▸ SHORT TASK: Give all the lines below again, exactly, with no pictures.

Dataset items

☆ ☆ ☆ ☆

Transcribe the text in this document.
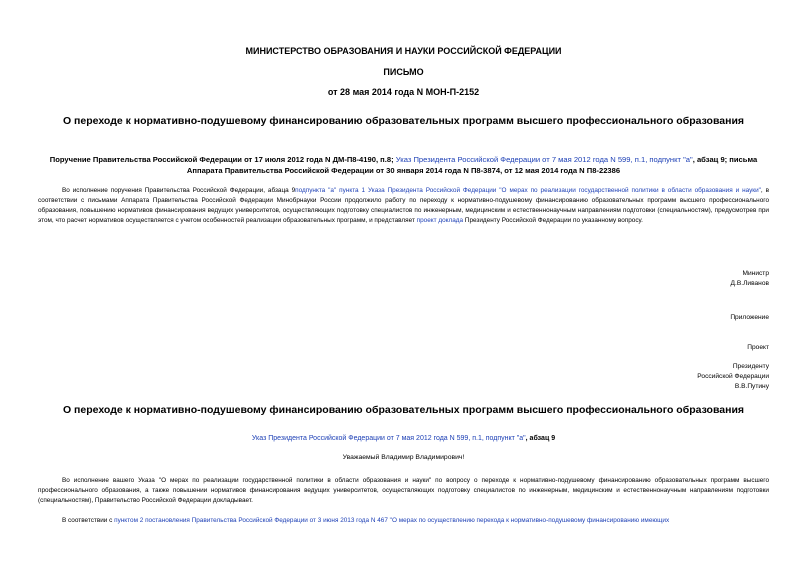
МИНИСТЕРСТВО ОБРАЗОВАНИЯ И НАУКИ РОССИЙСКОЙ ФЕДЕРАЦИИ
ПИСЬМО
от 28 мая 2014 года N МОН-П-2152
О переходе к нормативно-подушевому финансированию образовательных программ высшего профессионального образования
Поручение Правительства Российской Федерации от 17 июля 2012 года N ДМ-П8-4190, п.8; Указ Президента Российской Федерации от 7 мая 2012 года N 599, п.1, подпункт "а", абзац 9; письма Аппарата Правительства Российской Федерации от 30 января 2014 года N П8-3874, от 12 мая 2014 года N П8-22386

Во исполнение поручения Правительства Российской Федерации, абзаца 9подпункта "а" пункта 1 Указа Президента Российской Федерации "О мерах по реализации государственной политики в области образования и науки", в соответствии с письмами Аппарата Правительства Российской Федерации Минобрнауки России продолжило работу по переходу к нормативно-подушевому финансированию образовательных программ высшего профессионального образования, повышению нормативов финансирования ведущих университетов, осуществляющих подготовку специалистов по инженерным, медицинским и естественнонаучным направлениям подготовки (специальностям), предусмотрев при этом, что расчет нормативов осуществляется с учетом особенностей реализации образовательных программ, и представляет проект доклада Президенту Российской Федерации по указанному вопросу.

Министр
Д.В.Ливанов
Приложение
Проект
Президенту
Российской Федерации
В.В.Путину
О переходе к нормативно-подушевому финансированию образовательных программ высшего профессионального образования
Указ Президента Российской Федерации от 7 мая 2012 года N 599, п.1, подпункт "а", абзац 9
Уважаемый Владимир Владимирович!

Во исполнение вашего Указа "О мерах по реализации государственной политики в области образования и науки" по вопросу о переходе к нормативно-подушевому финансированию образовательных программ высшего профессионального образования, а также повышении нормативов финансирования ведущих университетов, осуществляющих подготовку специалистов по инженерным, медицинским и естественнонаучным направлениям подготовки (специальностям), Правительство Российской Федерации докладывает.

В соответствии с пунктом 2 постановления Правительства Российской Федерации от 3 июня 2013 года N 467 "О мерах по осуществлению перехода к нормативно-подушевому финансированию имеющих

☆ ☆ ☆ ☆

▸ OUTPUT FOR THIS EXERCISE:
Transcribe the text in this document.
МИНИСТЕРСТВО ОБРАЗОВАНИЯ И НАУКИ РОССИЙСКОЙ ФЕДЕРАЦИИ
ПИСЬМО
от 28 мая 2014 года N МОН-П-2152
О переходе к нормативно-подушевому финансированию образовательных программ высшего профессионального образования
Поручение Правительства Российской Федерации от 17 июля 2012 года N ДМ-П8-4190, п.8; Указ Президента Российской Федерации от 7 мая 2012 года N 599, п.1, подпункт "а", абзац 9; письма Аппарата Правительства Российской Федерации от 30 января 2014 года N П8-3874, от 12 мая 2014 года N П8-22386

Во исполнение поручения Правительства Российской Федерации, абзаца 9подпункта "а" пункта 1 Указа Президента Российской Федерации "О мерах по реализации государственной политики в области образования и науки", в соответствии с письмами Аппарата Правительства Российской Федерации Минобрнауки России продолжило работу по переходу к нормативно-подушевому финансированию образовательных программ высшего профессионального образования, повышению нормативов финансирования ведущих университетов, осуществляющих подготовку специалистов по инженерным, медицинским и естественнонаучным направлениям подготовки (специальностям), предусмотрев при этом, что расчет нормативов осуществляется с учетом особенностей реализации образовательных программ, и представляет проект доклада Президенту Российской Федерации по указанному вопросу.

Министр
Д.В.Ливанов
Приложение
Проект
Президенту
Российской Федерации
В.В.Путину
О переходе к нормативно-подушевому финансированию образовательных программ высшего профессионального образования
Указ Президента Российской Федерации от 7 мая 2012 года N 599, п.1, подпункт "а", абзац 9
Уважаемый Владимир Владимирович!

Во исполнение вашего Указа "О мерах по реализации государственной политики в области образования и науки" по вопросу о переходе к нормативно-подушевому финансированию образовательных программ высшего профессионального образования, а также повышении нормативов финансирования ведущих университетов, осуществляющих подготовку специалистов по инженерным, медицинским и естественнонаучным направлениям подготовки (специальностям), Правительство Российской Федерации докладывает.

В соответствии с пунктом 2 постановления Правительства Российской Федерации от 3 июня 2013 года N 467 "О мерах по осуществлению перехода к нормативно-подушевому финансированию имеющих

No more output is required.